§ WHAT THE TASK ASKS: How many of the lines below contain "cambio"? Answer with that number alone.

§ DATA IN THIS EXERCISE:
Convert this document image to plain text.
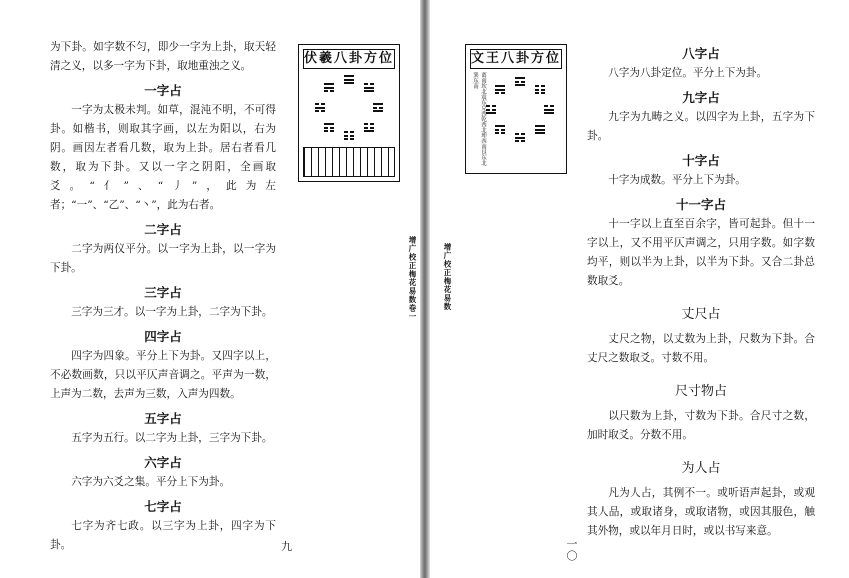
为下卦。如字数不匀，即少一字为上卦，取天轻清之义，以多一字为下卦，取地重浊之义。

一字占

一字为太极未判。如草，混沌不明，不可得卦。如楷书，则取其字画，以左为阳以，右为阴。画因左者看几数，取为上卦。居右者看几数，取为下卦。又以一字之阴阳，全画取爻。“亻”、“丿”，此为左者；“一”、“乙”、“丶”，此为右者。

二字占

二字为两仪平分。以一字为上卦，以一字为下卦。

三字占

三字为三才。以一字为上卦，二字为下卦。

四字占

四字为四象。平分上下为卦。又四字以上，不必数画数，只以平仄声音调之。平声为一数，上声为二数，去声为三数，入声为四数。

五字占

五字为五行。以二字为上卦，三字为下卦。

六字占

六字为六爻之集。平分上下为卦。

七字占

七字为齐七政。以三字为上卦，四字为下卦。

伏羲八卦方位
增广校正梅花易数卷一
九
文王八卦方位
离南坎北震东兑西乾西北坤西南艮东北巽东南
增广校正梅花易数
八字占

八字为八卦定位。平分上下为卦。

九字占

九字为九畴之义。以四字为上卦，五字为下卦。

十字占

十字为成数。平分上下为卦。

十一字占

十一字以上直至百余字，皆可起卦。但十一字以上，又不用平仄声调之，只用字数。如字数均平，则以半为上卦，以半为下卦。又合二卦总数取爻。

丈尺占

丈尺之物，以丈数为上卦，尺数为下卦。合丈尺之数取爻。寸数不用。

尺寸物占

以尺数为上卦，寸数为下卦。合尺寸之数，加时取爻。分数不用。

为人占

凡为人占，其例不一。或听语声起卦，或观其人品，或取诸身，或取诸物，或因其服色，触其外物，或以年月日时，或以书写来意。

一〇
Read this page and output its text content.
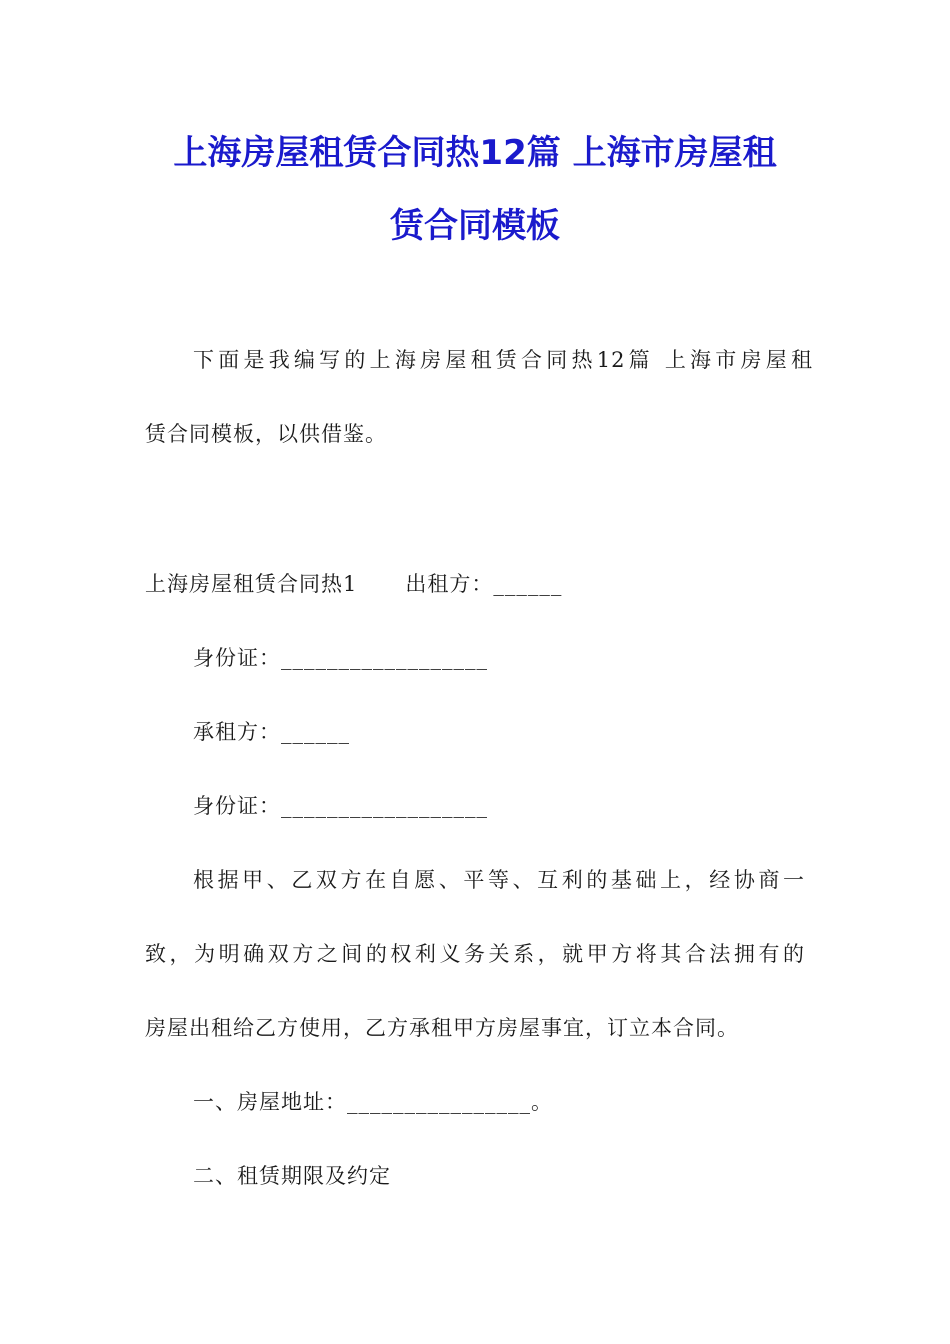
上海房屋租赁合同热12篇 上海市房屋租
赁合同模板

下面是我编写的上海房屋租赁合同热12篇 上海市房屋租

赁合同模板，以供借鉴。

上海房屋租赁合同热1 出租方：______

身份证：__________________

承租方：______

身份证：__________________

根据甲、乙双方在自愿、平等、互利的基础上，经协商一

致，为明确双方之间的权利义务关系，就甲方将其合法拥有的

房屋出租给乙方使用，乙方承租甲方房屋事宜，订立本合同。

一、房屋地址：________________。

二、租赁期限及约定
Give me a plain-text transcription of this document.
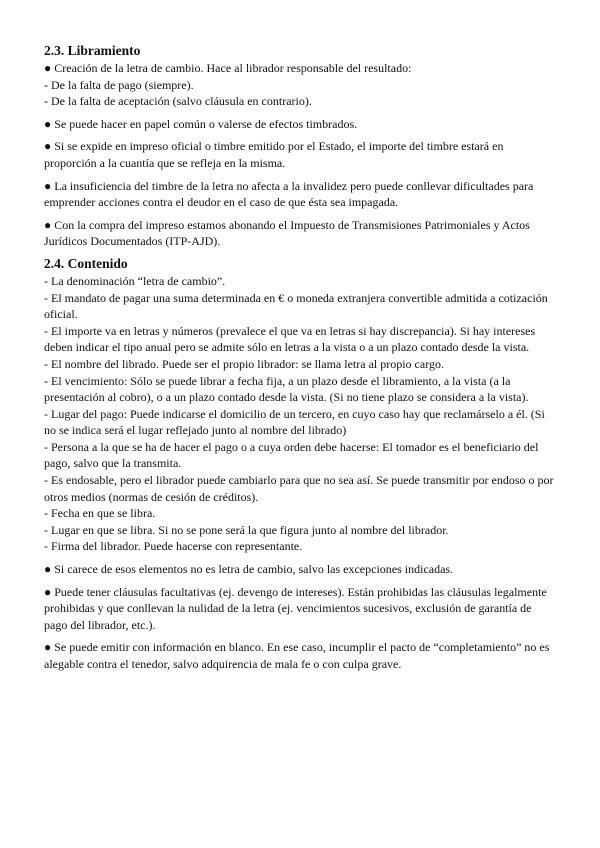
2.3. Libramiento

● Creación de la letra de cambio. Hace al librador responsable del resultado:

- De la falta de pago (siempre).

- De la falta de aceptación (salvo cláusula en contrario).

● Se puede hacer en papel común o valerse de efectos timbrados.

● Si se expide en impreso oficial o timbre emitido por el Estado, el importe del timbre estará en proporción a la cuantía que se refleja en la misma.

● La insuficiencia del timbre de la letra no afecta a la invalidez pero puede conllevar dificultades para emprender acciones contra el deudor en el caso de que ésta sea impagada.

● Con la compra del impreso estamos abonando el Impuesto de Transmisiones Patrimoniales y Actos Jurídicos Documentados (ITP-AJD).

2.4. Contenido

- La denominación “letra de cambio”.

- El mandato de pagar una suma determinada en € o moneda extranjera convertible admitida a cotización oficial.

- El importe va en letras y números (prevalece el que va en letras si hay discrepancia). Si hay intereses deben indicar el tipo anual pero se admite sólo en letras a la vista o a un plazo contado desde la vista.

- El nombre del librado. Puede ser el propio librador: se llama letra al propio cargo.

- El vencimiento: Sólo se puede librar a fecha fija, a un plazo desde el libramiento, a la vista (a la presentación al cobro), o a un plazo contado desde la vista. (Si no tiene plazo se considera a la vista).

- Lugar del pago: Puede indicarse el domicilio de un tercero, en cuyo caso hay que reclamárselo a él. (Si no se indica será el lugar reflejado junto al nombre del librado)

- Persona a la que se ha de hacer el pago o a cuya orden debe hacerse: El tomador es el beneficiario del pago, salvo que la transmita.

- Es endosable, pero el librador puede cambiarlo para que no sea así. Se puede transmitir por endoso o por otros medios (normas de cesión de créditos).

- Fecha en que se libra.

- Lugar en que se libra. Si no se pone será la que figura junto al nombre del librador.

- Firma del librador. Puede hacerse con representante.

● Si carece de esos elementos no es letra de cambio, salvo las excepciones indicadas.

● Puede tener cláusulas facultativas (ej. devengo de intereses). Están prohibidas las cláusulas legalmente prohibidas y que conllevan la nulidad de la letra (ej. vencimientos sucesivos, exclusión de garantía de pago del librador, etc.).

● Se puede emitir con información en blanco. En ese caso, incumplir el pacto de “completamiento” no es alegable contra el tenedor, salvo adquirencia de mala fe o con culpa grave.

§ TASK SOLUTION: 3